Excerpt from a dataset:
__________

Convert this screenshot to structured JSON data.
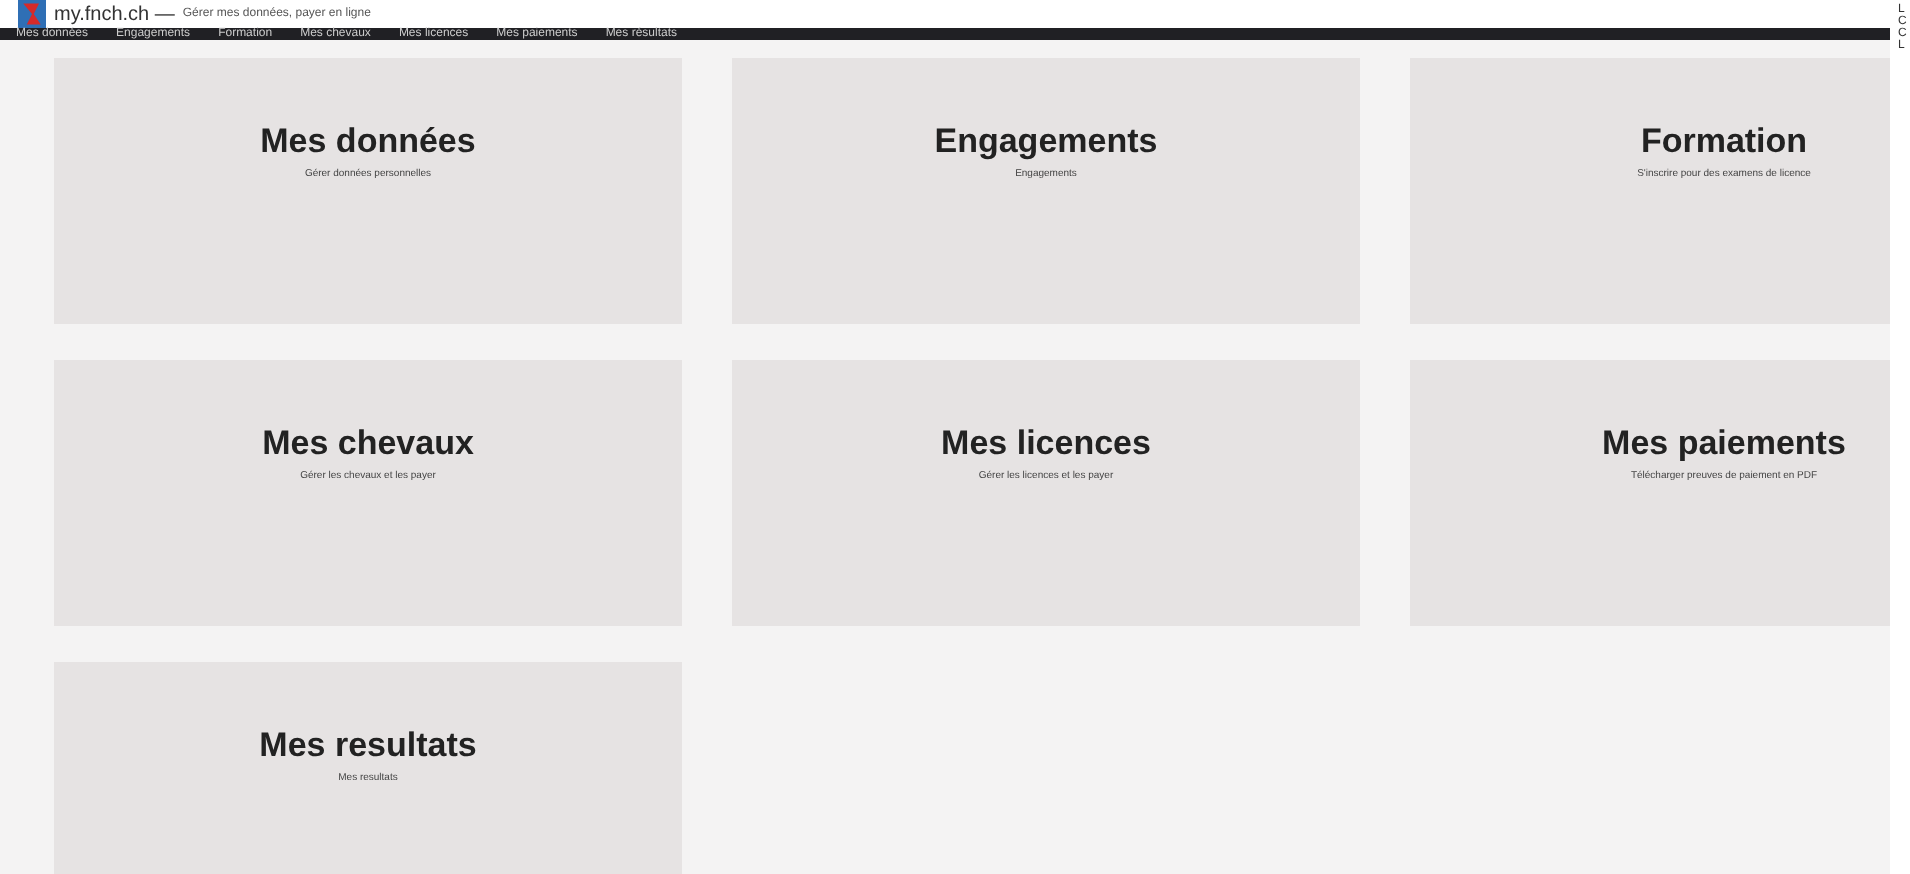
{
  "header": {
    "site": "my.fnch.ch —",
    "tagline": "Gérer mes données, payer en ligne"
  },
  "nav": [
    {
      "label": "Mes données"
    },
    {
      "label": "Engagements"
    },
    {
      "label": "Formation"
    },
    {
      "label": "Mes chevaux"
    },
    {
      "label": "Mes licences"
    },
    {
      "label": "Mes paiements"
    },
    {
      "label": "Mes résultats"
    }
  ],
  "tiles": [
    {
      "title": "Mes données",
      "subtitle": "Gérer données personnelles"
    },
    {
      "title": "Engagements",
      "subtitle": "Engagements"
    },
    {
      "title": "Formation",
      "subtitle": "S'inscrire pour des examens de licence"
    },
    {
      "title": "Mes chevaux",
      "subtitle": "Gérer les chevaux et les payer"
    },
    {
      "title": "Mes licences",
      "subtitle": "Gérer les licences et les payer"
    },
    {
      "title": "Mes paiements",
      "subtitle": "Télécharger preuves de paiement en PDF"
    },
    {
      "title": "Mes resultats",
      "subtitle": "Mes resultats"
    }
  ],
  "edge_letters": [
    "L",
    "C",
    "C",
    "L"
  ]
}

__________

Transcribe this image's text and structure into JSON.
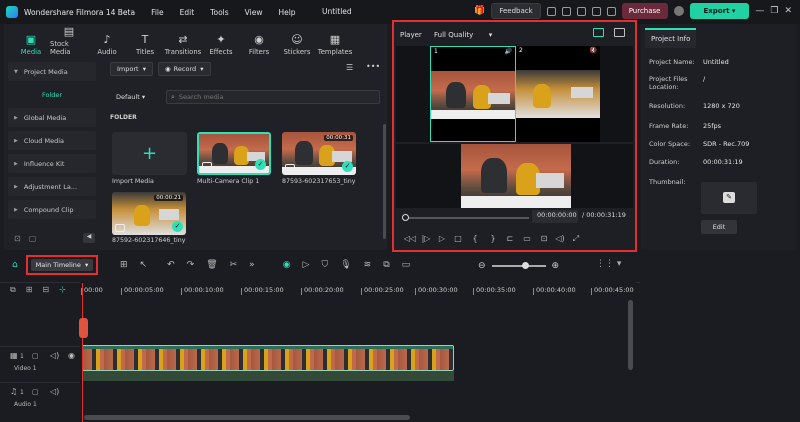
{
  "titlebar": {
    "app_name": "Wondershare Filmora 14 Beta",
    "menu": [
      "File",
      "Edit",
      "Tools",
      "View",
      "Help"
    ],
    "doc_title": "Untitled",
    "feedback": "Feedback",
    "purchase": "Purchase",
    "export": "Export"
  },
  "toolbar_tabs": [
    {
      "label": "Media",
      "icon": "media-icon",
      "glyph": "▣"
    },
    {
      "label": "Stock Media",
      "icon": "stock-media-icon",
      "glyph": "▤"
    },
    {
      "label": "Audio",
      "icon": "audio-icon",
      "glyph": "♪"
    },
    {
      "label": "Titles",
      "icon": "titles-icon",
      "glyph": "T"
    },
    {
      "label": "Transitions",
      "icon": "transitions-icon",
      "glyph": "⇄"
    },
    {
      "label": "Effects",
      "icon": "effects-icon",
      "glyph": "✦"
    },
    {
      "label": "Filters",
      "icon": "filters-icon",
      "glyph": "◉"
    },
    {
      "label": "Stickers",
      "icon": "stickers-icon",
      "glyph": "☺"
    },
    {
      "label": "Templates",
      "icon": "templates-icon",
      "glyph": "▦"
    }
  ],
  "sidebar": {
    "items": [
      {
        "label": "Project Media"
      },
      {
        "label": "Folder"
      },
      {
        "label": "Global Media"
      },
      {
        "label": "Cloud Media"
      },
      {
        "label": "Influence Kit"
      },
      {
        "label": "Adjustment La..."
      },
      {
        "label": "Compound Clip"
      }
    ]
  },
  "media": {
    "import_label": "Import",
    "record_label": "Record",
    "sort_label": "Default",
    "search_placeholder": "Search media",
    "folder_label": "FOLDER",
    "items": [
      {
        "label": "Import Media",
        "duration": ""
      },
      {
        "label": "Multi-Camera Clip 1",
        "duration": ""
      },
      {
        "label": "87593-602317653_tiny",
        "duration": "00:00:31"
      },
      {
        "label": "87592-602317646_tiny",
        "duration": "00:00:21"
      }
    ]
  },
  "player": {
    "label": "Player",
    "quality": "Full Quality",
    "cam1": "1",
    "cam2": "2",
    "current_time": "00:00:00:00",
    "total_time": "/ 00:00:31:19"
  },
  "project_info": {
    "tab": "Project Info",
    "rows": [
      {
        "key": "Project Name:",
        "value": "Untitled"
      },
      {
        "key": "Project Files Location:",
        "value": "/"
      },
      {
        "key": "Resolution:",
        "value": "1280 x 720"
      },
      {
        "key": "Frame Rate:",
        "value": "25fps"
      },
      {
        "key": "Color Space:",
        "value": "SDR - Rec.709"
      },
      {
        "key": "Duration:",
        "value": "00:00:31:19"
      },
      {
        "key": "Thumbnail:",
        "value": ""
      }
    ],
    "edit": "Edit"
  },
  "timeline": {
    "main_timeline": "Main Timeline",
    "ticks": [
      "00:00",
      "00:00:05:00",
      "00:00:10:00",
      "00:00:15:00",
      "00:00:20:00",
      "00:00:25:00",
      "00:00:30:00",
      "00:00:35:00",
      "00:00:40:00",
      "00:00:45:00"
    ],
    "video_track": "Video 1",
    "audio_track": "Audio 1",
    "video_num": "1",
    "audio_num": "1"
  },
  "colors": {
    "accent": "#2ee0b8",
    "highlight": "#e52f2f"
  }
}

__________

WHAT TO PRODUCE
Say how many lines include the word "resultats"; reply with the number alone.

RESPONSE TO THE TASK
2